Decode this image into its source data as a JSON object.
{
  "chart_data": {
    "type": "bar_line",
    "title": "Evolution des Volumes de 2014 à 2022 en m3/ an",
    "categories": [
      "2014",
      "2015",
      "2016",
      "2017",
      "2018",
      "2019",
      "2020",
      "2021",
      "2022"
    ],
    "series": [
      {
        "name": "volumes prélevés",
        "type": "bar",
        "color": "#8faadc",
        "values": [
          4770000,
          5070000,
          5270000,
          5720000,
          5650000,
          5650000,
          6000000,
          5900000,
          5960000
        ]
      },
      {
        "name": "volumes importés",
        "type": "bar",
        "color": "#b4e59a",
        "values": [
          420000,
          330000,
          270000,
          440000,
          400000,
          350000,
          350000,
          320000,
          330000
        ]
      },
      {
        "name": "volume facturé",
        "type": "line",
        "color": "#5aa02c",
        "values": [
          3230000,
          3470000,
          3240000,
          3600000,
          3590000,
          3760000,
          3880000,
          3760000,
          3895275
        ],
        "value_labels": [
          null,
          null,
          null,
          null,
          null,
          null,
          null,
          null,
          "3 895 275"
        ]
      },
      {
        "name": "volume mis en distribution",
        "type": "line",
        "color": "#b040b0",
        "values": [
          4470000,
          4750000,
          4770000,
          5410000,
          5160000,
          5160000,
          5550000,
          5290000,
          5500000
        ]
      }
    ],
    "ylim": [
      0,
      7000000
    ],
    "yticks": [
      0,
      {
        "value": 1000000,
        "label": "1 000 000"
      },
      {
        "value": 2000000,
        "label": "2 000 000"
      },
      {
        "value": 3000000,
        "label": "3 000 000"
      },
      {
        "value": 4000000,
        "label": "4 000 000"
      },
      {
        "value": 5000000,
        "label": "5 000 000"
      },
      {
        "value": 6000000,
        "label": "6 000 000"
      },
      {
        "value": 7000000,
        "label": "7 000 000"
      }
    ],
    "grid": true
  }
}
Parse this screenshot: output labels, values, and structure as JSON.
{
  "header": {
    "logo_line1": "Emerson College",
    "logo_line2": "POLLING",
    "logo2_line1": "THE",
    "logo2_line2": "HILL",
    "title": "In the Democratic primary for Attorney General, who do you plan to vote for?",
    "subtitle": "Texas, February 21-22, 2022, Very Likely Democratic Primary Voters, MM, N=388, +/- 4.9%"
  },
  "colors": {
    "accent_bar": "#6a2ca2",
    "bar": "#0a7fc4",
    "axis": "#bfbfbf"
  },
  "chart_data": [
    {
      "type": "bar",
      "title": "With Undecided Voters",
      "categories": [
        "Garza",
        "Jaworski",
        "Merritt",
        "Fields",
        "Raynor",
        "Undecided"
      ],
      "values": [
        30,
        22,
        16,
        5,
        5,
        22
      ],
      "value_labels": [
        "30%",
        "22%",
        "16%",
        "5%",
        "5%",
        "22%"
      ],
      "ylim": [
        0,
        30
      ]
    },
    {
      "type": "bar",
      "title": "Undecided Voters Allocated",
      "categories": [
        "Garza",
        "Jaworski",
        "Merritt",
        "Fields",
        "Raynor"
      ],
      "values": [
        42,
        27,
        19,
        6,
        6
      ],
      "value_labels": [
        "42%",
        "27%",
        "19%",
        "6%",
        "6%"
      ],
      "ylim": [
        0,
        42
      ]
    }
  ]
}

# # # #

**Work to do:** Gather from the entries above all lines that include the string "Voters".

**Answer for the task:**
    "subtitle": "Texas, February 21-22, 2022, Very Likely Democratic Primary Voters, MM, N=388, +/- 4.9%"
      "title": "With Undecided Voters",
      "title": "Undecided Voters Allocated",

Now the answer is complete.